EXTRAIT À LIRE:
══════════

À ce titre, la Maison de l'Histoire de France devra également mettre l'accent sur la spécificité de l'histoire de nos territoires ultramarins et favoriser les initiatives locales en faveur de la valorisation de leurs patrimoines historiques respectifs . La mission commune d'information du Sénat sur la situation des départements d'outre-mer, présidée par notre collègue, M. Serge Larcher, a clairement plaidé pour une reconnaissance de la diversité culturelle des outre-mer et de l'importance de leur histoire respective, forgée dans le cadre d'une géographie particulière, dans la genèse de leurs identités locales. À cet égard, votre rapporteur tient à rappeler une partie de l'analyse de M. Daniel Maximin restituée dans le rapport de cette mission : « tout ce qui peut contribuer à restaurer dans ses sociétés le lien citoyen local, le sentiment d'appartenance régionale, l'assurance identitaire face aux dérives de l'aliénation, la richesse de leur plurilinguisme, et la conscience historique d'être héritiers des résistances et non victimes éternelles de l'oppression originelle, ne peut qu'assainir et clarifier le dialogue dans tous les domaines » 49 ( * ) .
Condition n° 1 - Pour une galerie mouvante, régulièrement renouvelée : Le contenu du parcours permanent doit faire l'objet d'un réexamen périodique, au moins tous les deux ans, par le comité d'orientation scientifique de la Maison de l'Histoire, afin de tenir compte des apports de la recherche historique et des commentaires et éventuelles critiques adressés par les visiteurs et les professionnels. Un directeur scientifique, personnalité qualifiée reconnue dans le monde de la recherche en histoire, et un conservateur seront chargés conjointement de la gestion du parcours permanent et seront habilités à formuler des propositions auprès du comité d'orientation scientifique en matière de renouvellement du contenu de la galerie. Ils disposeront d'une marge de manoeuvre leur permettant de compléter ponctuellement, en fonction des besoins et de l'avancée des travaux de la recherche en histoire, le parcours permanent par des éléments audiovisuels ou numériques ou par des objets matériels d'une importance exceptionnelle, facilitant la compréhension d'une période historique. Bien que la Maison de l'Histoire de France n'ait pas vocation à disposer en propre de collections historiques, elle pourra s'appuyer sur les ressources considérables des musées nationaux détenant des collections à caractère historique mais aussi d'autres établissements de statuts divers répartis sur le territoire dans des conditions déterminées par voie conventionnelle. La formule des prêts garantira un renouvellement régulier du contenu de la galerie chronologique.

══════════

[Lignes brutes]
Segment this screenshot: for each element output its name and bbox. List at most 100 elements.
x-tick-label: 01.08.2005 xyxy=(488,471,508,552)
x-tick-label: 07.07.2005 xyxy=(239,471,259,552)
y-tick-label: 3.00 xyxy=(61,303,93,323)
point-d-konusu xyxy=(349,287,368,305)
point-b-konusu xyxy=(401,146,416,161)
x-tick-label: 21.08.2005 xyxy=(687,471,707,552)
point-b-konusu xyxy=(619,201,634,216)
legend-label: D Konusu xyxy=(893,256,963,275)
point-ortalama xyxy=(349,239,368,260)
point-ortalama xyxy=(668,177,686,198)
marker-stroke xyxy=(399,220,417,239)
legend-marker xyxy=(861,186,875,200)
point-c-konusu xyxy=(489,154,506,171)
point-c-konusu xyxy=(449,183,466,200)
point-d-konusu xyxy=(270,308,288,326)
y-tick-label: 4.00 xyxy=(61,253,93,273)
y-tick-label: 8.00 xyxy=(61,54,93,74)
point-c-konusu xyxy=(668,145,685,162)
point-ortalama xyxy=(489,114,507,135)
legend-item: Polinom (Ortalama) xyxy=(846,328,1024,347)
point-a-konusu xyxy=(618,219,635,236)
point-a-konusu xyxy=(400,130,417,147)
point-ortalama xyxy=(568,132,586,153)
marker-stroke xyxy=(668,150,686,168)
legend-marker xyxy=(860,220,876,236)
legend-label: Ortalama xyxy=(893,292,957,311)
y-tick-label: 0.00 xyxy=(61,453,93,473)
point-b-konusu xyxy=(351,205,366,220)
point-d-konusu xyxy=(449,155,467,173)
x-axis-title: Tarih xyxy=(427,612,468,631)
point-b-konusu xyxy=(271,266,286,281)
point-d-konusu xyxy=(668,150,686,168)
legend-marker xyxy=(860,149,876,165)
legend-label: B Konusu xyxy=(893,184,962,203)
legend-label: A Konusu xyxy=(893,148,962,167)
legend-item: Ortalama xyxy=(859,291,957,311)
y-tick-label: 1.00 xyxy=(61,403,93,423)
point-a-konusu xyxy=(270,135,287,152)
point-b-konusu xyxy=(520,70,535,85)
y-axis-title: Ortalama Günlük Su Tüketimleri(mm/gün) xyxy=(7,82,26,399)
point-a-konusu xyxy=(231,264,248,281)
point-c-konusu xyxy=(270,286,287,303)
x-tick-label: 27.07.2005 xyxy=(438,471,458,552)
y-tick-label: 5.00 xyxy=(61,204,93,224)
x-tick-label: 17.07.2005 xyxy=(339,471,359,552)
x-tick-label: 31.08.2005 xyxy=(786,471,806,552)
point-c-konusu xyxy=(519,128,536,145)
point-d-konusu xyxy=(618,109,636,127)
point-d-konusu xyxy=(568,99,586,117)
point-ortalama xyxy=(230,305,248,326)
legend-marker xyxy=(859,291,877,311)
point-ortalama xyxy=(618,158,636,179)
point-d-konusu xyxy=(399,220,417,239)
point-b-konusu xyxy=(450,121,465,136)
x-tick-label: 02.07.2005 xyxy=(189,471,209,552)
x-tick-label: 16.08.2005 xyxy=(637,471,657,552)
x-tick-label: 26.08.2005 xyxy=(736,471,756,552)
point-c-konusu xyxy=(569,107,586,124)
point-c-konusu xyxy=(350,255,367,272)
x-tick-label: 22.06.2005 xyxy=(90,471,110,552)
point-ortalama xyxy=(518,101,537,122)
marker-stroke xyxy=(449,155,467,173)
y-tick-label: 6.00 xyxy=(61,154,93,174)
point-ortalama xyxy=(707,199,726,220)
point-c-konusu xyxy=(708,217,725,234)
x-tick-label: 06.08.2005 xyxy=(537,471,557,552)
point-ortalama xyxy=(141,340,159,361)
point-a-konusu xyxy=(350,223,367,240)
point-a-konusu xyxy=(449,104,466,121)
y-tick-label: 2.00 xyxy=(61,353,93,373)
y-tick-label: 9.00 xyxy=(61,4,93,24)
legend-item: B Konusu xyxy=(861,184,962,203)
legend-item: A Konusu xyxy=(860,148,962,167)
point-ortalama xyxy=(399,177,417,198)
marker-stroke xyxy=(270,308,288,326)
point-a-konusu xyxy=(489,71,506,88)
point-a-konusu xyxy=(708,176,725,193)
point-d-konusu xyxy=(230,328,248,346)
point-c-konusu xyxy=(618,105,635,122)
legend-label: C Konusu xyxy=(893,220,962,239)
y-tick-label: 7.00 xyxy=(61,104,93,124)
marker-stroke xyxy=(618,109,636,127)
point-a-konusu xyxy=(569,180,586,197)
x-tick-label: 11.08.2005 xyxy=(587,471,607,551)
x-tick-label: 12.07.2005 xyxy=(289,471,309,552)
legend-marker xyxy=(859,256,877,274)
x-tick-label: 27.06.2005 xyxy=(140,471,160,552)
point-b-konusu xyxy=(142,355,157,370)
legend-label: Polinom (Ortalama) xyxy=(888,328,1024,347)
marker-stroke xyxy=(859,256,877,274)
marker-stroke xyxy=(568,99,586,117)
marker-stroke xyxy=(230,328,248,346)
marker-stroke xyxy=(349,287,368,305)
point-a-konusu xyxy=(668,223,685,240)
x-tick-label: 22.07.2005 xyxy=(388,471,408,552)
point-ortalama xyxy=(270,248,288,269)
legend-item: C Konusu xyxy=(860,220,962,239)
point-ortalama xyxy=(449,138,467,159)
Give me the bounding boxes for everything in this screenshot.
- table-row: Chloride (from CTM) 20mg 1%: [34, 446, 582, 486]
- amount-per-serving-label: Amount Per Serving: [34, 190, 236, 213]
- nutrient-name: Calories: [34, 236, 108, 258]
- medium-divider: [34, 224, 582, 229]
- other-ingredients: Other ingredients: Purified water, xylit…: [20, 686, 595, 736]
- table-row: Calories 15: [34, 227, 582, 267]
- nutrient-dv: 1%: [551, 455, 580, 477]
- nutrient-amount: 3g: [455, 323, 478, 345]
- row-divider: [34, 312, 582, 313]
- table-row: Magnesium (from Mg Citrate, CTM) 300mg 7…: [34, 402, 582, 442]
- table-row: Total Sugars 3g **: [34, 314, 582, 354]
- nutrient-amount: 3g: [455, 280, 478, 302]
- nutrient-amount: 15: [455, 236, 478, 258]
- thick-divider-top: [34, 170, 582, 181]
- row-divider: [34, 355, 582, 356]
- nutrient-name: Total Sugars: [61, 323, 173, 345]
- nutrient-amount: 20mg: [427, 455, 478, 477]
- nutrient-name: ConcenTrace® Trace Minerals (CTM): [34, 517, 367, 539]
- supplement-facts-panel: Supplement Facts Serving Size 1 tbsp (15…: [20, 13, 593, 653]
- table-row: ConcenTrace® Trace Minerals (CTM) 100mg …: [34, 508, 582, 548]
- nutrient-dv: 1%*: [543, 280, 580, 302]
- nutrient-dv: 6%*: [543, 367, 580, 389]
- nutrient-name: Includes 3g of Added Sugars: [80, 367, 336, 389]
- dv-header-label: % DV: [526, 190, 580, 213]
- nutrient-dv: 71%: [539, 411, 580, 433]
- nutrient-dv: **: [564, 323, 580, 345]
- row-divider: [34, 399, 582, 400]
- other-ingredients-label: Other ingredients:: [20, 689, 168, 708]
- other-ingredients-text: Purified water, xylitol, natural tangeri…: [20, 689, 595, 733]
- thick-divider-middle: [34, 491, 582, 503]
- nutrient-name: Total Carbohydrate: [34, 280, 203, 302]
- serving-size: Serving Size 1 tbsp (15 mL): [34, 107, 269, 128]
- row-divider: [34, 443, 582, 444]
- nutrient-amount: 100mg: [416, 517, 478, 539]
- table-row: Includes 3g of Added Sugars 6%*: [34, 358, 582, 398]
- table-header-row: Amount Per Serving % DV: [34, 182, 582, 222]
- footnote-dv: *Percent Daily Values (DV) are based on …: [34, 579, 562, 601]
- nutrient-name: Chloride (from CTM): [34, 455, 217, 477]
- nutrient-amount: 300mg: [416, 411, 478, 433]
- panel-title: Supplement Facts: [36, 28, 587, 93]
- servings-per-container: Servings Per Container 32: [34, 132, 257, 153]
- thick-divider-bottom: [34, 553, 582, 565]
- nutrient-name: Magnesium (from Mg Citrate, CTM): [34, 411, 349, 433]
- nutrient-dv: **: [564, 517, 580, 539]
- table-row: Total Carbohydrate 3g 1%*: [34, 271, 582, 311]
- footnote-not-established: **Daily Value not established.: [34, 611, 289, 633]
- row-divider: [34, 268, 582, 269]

══════════

CONSIGNES DE L'EXERCICE:
(1) Selon l'extrait sur la Maison de l'Histoire de France, à quelle fréquence minimale le parcours permanent doit-il être réexaminé ?
(2) Poursuivez la rédaction de l'extrait sur la Maison de l'Histoire de France après sa dernière phrase.
Ces lignes n'ont aucun lien avec l'extrait sur la Maison de l'Histoire de France.

RÉPONSES DANS L'ORDRE:
(1) Au moins tous les deux ans.

(2)
Condition n° 2 - Pour une galerie chronologique innovante : L'accent sera porté sur le développement de montages audiovisuels et numériques innovants aussi bien pour renforcer l'illustration et la compréhension d'une période historique dans toutes ses dimensions (témoignages audiovisuels pour exposer aussi bien la perception et le ressenti de citoyens « ordinaires » que la vision de personnalités célèbres sur une période dont ils ont été les contemporains, recours systématique aux cartes pour illustrer l'évolution géographique de la France, etc.) que pour combler l'absence relative de témoins matériels de certaines périodes de notre histoire.
Condition n° 3 - Susciter le débat et les questionnements en s'appuyant sur une approche multiperspectiviste : Autant que faire se peut, l'approche se devra d'être multiperspectiviste afin de susciter les questionnements. Sur une question controversée, le parcours permanent doit s'employer à offrir une présentation comparatiste des points de vue et des différentes écoles (à titre d'exemple, les points de vue respectifs de Clemenceau et de Ferry sur la colonisation). Un effort particulier sera mis en oeuvre afin d'inciter le visiteur à appréhender l'histoire en adoptant le recul nécessaire, une prise de distance indispensable (comprendre que le point de vue actuel de l'opinion publique ne correspond pas nécessairement à celui de l'époque considérée).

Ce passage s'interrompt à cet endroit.